GOAL OF THE EXERCISE. Can you reproduce the data beneath, keeping every line exact?

DATA FOR THE TASK.
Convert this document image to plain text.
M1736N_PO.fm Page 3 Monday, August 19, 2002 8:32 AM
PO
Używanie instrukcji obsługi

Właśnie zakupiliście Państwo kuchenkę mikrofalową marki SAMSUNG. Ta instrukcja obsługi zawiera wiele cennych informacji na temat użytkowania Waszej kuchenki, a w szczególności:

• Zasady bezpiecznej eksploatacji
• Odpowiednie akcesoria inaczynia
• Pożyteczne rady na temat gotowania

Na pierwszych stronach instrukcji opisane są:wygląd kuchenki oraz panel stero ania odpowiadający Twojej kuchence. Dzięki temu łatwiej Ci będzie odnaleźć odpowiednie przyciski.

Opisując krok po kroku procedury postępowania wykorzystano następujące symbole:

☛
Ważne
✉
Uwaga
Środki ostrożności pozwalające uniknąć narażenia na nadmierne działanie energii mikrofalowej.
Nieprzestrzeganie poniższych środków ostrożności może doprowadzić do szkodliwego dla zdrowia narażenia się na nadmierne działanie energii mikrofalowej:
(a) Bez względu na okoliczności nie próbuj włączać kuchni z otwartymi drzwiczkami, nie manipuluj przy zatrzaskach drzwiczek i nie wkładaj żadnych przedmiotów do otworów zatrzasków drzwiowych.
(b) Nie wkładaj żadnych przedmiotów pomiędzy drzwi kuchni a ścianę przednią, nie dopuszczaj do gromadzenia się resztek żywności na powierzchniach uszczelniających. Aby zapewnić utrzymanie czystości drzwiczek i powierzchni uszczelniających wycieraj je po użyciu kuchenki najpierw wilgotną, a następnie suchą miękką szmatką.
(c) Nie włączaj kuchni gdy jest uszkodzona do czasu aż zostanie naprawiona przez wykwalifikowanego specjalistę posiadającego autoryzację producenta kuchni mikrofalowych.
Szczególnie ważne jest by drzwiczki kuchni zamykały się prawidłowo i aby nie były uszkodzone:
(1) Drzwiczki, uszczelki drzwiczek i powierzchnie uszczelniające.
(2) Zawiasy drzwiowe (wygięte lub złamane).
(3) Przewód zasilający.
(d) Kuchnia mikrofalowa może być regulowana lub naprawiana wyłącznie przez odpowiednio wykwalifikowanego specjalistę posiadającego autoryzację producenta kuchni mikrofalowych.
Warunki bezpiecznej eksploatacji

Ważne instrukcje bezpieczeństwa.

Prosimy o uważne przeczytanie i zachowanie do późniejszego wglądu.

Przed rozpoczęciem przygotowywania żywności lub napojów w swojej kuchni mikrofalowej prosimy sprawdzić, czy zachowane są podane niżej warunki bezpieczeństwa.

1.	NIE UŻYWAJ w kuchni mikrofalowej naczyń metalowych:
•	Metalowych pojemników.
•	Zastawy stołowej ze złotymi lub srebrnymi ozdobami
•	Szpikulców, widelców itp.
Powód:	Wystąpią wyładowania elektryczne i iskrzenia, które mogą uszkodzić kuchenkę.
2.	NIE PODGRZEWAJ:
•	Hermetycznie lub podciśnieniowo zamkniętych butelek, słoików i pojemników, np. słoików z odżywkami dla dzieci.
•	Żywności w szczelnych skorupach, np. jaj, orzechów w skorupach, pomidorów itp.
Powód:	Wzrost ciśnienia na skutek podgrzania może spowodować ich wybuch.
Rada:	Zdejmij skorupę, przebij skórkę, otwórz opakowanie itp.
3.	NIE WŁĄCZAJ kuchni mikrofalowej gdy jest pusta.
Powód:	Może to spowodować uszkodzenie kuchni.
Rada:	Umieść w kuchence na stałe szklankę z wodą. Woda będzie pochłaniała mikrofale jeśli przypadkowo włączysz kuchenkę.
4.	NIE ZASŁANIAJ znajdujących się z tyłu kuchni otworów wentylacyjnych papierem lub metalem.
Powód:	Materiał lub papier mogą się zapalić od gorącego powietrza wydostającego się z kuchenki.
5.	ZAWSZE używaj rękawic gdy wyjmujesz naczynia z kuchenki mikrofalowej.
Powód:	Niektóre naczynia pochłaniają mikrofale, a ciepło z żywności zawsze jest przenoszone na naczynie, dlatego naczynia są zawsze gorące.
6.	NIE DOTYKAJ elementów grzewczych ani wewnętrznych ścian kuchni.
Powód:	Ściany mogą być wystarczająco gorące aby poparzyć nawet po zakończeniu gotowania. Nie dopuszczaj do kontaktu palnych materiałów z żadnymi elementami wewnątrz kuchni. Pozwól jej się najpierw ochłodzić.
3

OUTPUT FOR THIS EXERCISE.
Convert this document image to plain text.
M1736N_PO.fm Page 3 Monday, August 19, 2002 8:32 AM
PO
Używanie instrukcji obsługi

Właśnie zakupiliście Państwo kuchenkę mikrofalową marki SAMSUNG. Ta instrukcja obsługi zawiera wiele cennych informacji na temat użytkowania Waszej kuchenki, a w szczególności:

• Zasady bezpiecznej eksploatacji
• Odpowiednie akcesoria inaczynia
• Pożyteczne rady na temat gotowania

Na pierwszych stronach instrukcji opisane są:wygląd kuchenki oraz panel stero ania odpowiadający Twojej kuchence. Dzięki temu łatwiej Ci będzie odnaleźć odpowiednie przyciski.

Opisując krok po kroku procedury postępowania wykorzystano następujące symbole:

☛
Ważne
✉
Uwaga
Środki ostrożności pozwalające uniknąć narażenia na nadmierne działanie energii mikrofalowej.
Nieprzestrzeganie poniższych środków ostrożności może doprowadzić do szkodliwego dla zdrowia narażenia się na nadmierne działanie energii mikrofalowej:
(a) Bez względu na okoliczności nie próbuj włączać kuchni z otwartymi drzwiczkami, nie manipuluj przy zatrzaskach drzwiczek i nie wkładaj żadnych przedmiotów do otworów zatrzasków drzwiowych.
(b) Nie wkładaj żadnych przedmiotów pomiędzy drzwi kuchni a ścianę przednią, nie dopuszczaj do gromadzenia się resztek żywności na powierzchniach uszczelniających. Aby zapewnić utrzymanie czystości drzwiczek i powierzchni uszczelniających wycieraj je po użyciu kuchenki najpierw wilgotną, a następnie suchą miękką szmatką.
(c) Nie włączaj kuchni gdy jest uszkodzona do czasu aż zostanie naprawiona przez wykwalifikowanego specjalistę posiadającego autoryzację producenta kuchni mikrofalowych.
Szczególnie ważne jest by drzwiczki kuchni zamykały się prawidłowo i aby nie były uszkodzone:
(1) Drzwiczki, uszczelki drzwiczek i powierzchnie uszczelniające.
(2) Zawiasy drzwiowe (wygięte lub złamane).
(3) Przewód zasilający.
(d) Kuchnia mikrofalowa może być regulowana lub naprawiana wyłącznie przez odpowiednio wykwalifikowanego specjalistę posiadającego autoryzację producenta kuchni mikrofalowych.
Warunki bezpiecznej eksploatacji

Ważne instrukcje bezpieczeństwa.

Prosimy o uważne przeczytanie i zachowanie do późniejszego wglądu.

Przed rozpoczęciem przygotowywania żywności lub napojów w swojej kuchni mikrofalowej prosimy sprawdzić, czy zachowane są podane niżej warunki bezpieczeństwa.

1.	NIE UŻYWAJ w kuchni mikrofalowej naczyń metalowych:
•	Metalowych pojemników.
•	Zastawy stołowej ze złotymi lub srebrnymi ozdobami
•	Szpikulców, widelców itp.
Powód:	Wystąpią wyładowania elektryczne i iskrzenia, które mogą uszkodzić kuchenkę.
2.	NIE PODGRZEWAJ:
•	Hermetycznie lub podciśnieniowo zamkniętych butelek, słoików i pojemników, np. słoików z odżywkami dla dzieci.
•	Żywności w szczelnych skorupach, np. jaj, orzechów w skorupach, pomidorów itp.
Powód:	Wzrost ciśnienia na skutek podgrzania może spowodować ich wybuch.
Rada:	Zdejmij skorupę, przebij skórkę, otwórz opakowanie itp.
3.	NIE WŁĄCZAJ kuchni mikrofalowej gdy jest pusta.
Powód:	Może to spowodować uszkodzenie kuchni.
Rada:	Umieść w kuchence na stałe szklankę z wodą. Woda będzie pochłaniała mikrofale jeśli przypadkowo włączysz kuchenkę.
4.	NIE ZASŁANIAJ znajdujących się z tyłu kuchni otworów wentylacyjnych papierem lub metalem.
Powód:	Materiał lub papier mogą się zapalić od gorącego powietrza wydostającego się z kuchenki.
5.	ZAWSZE używaj rękawic gdy wyjmujesz naczynia z kuchenki mikrofalowej.
Powód:	Niektóre naczynia pochłaniają mikrofale, a ciepło z żywności zawsze jest przenoszone na naczynie, dlatego naczynia są zawsze gorące.
6.	NIE DOTYKAJ elementów grzewczych ani wewnętrznych ścian kuchni.
Powód:	Ściany mogą być wystarczająco gorące aby poparzyć nawet po zakończeniu gotowania. Nie dopuszczaj do kontaktu palnych materiałów z żadnymi elementami wewnątrz kuchni. Pozwól jej się najpierw ochłodzić.
3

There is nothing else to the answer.